» **WHAT IS BEING ASKED**:
Copy out each line featuring the string "screenshot" from the entries beneath.

» **LISTED RECORDS**:
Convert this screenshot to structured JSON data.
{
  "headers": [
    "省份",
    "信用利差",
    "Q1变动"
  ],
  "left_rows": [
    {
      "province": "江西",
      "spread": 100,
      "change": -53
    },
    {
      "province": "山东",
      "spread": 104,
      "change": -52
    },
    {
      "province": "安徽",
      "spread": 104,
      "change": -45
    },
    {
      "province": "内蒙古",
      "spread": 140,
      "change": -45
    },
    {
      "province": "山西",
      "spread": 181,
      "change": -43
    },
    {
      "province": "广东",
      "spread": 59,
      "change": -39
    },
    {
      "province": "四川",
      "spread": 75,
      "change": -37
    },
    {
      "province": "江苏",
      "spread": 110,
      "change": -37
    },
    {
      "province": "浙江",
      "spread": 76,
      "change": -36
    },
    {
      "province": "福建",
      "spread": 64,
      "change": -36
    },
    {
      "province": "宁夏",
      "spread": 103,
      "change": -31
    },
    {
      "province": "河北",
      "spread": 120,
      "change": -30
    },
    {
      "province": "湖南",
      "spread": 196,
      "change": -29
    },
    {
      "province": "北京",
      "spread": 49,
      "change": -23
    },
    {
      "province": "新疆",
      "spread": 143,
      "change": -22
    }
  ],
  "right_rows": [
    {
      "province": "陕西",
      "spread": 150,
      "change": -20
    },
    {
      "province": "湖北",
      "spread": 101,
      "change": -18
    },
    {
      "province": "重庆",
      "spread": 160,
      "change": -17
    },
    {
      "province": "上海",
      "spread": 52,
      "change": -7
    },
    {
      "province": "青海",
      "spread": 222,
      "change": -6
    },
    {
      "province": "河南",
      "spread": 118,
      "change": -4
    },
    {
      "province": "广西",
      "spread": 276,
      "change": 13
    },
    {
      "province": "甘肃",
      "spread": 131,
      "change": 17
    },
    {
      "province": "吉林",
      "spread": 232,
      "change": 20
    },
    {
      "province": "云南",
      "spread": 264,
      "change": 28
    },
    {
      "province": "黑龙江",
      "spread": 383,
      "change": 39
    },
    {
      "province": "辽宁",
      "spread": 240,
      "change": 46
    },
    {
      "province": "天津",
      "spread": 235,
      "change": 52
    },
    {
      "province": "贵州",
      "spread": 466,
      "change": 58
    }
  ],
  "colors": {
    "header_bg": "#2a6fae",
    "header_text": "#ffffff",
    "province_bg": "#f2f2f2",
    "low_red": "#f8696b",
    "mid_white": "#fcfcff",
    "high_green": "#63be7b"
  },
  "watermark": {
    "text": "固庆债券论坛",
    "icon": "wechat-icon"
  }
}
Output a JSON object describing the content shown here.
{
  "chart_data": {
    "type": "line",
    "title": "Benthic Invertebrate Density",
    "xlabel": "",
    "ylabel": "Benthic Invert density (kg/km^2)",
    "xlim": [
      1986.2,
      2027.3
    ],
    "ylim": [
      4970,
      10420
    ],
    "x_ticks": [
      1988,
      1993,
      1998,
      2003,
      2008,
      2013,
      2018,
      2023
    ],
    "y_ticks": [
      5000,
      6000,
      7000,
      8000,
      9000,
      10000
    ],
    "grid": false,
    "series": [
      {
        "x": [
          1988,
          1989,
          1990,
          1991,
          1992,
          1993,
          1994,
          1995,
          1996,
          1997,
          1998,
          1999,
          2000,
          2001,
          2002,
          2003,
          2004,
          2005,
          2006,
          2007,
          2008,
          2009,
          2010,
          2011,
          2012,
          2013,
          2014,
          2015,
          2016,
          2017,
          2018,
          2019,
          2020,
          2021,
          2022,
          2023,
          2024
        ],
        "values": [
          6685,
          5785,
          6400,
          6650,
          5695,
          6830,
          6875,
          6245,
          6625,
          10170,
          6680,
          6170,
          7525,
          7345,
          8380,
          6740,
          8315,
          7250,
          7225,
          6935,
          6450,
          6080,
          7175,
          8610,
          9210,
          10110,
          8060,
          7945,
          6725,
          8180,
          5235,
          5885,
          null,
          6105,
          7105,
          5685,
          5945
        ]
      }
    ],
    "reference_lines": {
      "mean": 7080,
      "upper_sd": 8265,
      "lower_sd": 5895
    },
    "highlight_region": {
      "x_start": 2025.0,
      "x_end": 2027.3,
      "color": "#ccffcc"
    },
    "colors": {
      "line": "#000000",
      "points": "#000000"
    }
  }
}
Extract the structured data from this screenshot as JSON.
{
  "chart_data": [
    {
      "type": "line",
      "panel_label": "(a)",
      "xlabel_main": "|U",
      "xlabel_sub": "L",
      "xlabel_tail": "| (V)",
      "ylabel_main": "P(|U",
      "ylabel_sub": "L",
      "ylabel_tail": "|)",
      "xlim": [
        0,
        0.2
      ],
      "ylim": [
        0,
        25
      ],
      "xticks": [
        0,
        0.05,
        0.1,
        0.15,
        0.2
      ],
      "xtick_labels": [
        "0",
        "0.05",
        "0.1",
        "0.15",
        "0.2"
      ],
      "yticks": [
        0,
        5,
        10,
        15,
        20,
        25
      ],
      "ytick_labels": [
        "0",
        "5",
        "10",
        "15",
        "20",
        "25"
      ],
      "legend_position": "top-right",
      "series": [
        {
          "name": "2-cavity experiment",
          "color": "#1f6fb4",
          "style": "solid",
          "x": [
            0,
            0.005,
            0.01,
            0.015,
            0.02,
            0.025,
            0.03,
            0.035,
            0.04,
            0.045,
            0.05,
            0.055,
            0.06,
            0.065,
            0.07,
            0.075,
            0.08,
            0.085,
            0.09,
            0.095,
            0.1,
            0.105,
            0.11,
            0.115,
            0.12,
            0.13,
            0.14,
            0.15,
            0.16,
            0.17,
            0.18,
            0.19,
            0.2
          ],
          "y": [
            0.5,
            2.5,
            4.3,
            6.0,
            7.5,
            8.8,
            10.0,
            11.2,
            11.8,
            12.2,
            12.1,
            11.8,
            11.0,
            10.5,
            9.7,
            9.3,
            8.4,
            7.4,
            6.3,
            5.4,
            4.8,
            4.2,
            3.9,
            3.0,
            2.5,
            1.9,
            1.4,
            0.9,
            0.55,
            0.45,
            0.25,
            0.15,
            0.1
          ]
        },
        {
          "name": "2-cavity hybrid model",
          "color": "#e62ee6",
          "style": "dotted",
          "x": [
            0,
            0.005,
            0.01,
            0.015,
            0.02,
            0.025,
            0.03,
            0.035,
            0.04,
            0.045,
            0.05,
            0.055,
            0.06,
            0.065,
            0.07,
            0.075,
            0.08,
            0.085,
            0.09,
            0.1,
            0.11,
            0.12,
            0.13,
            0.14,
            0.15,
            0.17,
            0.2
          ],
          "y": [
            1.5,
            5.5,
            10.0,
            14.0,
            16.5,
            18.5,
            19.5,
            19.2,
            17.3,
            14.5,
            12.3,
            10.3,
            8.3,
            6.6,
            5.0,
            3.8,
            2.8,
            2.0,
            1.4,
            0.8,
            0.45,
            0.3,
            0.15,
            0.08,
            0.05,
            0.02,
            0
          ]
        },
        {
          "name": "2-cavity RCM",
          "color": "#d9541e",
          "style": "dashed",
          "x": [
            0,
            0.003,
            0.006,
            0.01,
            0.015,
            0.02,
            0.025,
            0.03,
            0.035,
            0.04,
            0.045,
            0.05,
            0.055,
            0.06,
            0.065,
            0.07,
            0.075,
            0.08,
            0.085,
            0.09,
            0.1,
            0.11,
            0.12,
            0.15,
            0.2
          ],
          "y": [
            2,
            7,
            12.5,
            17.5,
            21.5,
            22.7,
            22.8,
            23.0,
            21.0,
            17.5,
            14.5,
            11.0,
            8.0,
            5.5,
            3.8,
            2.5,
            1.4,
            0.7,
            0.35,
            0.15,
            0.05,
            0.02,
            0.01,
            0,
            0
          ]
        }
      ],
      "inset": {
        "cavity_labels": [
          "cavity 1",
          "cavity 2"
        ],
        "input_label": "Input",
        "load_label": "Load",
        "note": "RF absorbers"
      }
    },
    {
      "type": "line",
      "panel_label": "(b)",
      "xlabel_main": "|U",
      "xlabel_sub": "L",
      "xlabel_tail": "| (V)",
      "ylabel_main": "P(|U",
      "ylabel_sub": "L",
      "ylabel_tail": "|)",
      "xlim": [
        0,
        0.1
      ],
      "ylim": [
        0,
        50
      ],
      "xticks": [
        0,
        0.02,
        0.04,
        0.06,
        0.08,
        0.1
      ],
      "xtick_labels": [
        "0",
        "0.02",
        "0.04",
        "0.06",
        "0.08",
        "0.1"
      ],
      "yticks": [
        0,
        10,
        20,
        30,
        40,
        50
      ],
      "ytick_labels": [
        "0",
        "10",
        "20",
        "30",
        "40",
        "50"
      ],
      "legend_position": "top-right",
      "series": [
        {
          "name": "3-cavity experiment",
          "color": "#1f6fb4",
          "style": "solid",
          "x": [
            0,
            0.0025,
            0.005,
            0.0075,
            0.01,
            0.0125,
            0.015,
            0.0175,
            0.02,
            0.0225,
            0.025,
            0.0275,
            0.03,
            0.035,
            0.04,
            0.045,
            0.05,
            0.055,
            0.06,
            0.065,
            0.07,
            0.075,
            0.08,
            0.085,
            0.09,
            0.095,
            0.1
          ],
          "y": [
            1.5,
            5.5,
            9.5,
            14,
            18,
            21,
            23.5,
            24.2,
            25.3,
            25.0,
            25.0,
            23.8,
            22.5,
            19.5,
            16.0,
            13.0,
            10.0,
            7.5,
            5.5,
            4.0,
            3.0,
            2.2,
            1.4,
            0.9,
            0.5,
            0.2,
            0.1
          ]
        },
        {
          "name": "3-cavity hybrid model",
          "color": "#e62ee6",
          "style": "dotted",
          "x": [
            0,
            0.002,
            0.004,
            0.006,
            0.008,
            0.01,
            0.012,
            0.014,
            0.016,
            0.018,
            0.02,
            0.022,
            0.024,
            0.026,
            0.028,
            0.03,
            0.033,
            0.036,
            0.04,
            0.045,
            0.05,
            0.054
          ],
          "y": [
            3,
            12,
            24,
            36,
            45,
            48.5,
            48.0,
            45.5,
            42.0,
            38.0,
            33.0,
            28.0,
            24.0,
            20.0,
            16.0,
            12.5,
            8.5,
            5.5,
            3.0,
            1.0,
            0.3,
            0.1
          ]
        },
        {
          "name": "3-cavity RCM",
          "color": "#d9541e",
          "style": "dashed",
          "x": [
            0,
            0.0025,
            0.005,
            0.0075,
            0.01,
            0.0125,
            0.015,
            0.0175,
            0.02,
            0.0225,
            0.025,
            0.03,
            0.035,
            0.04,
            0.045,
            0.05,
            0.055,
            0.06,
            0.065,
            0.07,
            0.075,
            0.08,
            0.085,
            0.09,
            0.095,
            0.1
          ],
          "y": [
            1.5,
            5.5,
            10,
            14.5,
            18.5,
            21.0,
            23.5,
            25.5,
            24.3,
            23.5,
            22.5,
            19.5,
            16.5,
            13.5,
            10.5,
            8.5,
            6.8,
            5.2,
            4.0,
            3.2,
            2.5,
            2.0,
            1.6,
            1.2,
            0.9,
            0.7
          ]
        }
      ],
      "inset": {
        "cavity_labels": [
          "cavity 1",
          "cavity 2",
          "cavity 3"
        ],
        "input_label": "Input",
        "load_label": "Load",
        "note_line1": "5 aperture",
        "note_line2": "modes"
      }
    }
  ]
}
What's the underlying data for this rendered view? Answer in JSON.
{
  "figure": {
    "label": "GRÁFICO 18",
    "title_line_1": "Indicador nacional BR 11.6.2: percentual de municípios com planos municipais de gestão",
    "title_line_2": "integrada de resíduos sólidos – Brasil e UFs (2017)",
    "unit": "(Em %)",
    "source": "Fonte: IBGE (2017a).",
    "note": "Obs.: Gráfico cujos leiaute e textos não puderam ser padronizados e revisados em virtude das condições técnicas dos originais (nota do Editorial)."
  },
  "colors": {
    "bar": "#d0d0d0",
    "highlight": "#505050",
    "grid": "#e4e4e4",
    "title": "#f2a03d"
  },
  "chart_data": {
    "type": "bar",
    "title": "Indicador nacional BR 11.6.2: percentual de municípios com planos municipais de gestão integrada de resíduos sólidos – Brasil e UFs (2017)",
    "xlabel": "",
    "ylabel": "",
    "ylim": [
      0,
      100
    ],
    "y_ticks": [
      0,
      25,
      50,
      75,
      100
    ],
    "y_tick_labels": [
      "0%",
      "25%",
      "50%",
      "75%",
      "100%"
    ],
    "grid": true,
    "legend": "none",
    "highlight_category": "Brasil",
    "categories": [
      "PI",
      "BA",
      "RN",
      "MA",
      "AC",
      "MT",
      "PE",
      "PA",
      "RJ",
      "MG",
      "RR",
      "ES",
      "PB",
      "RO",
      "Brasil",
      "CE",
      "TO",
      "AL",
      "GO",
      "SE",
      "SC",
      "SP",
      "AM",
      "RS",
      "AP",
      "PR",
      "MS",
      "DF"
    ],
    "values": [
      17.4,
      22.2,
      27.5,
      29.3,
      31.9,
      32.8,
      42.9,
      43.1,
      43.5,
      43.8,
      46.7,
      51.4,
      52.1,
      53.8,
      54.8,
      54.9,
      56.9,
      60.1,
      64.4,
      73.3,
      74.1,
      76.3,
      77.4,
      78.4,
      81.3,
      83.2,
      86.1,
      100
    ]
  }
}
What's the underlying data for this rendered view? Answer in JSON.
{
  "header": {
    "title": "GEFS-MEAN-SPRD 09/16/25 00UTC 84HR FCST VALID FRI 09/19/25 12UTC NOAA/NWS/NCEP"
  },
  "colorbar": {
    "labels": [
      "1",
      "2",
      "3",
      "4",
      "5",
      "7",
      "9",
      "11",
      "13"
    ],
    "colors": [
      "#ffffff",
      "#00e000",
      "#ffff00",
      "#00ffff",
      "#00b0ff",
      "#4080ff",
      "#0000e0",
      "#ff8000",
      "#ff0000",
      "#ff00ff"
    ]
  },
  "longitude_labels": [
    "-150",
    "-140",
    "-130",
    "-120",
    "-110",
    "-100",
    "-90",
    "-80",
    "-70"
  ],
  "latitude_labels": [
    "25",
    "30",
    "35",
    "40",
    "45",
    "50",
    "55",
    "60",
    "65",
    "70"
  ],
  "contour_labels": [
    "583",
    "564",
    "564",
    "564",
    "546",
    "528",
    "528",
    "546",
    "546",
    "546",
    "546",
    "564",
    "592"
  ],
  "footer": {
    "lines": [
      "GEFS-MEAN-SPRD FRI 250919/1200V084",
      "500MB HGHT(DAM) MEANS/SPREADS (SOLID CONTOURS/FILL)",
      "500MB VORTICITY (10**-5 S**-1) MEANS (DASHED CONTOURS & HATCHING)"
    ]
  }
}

» **SOLUTION FOR THIS EXERCISE**:
Convert this screenshot to structured JSON data.
Extract the structured data from this screenshot as JSON.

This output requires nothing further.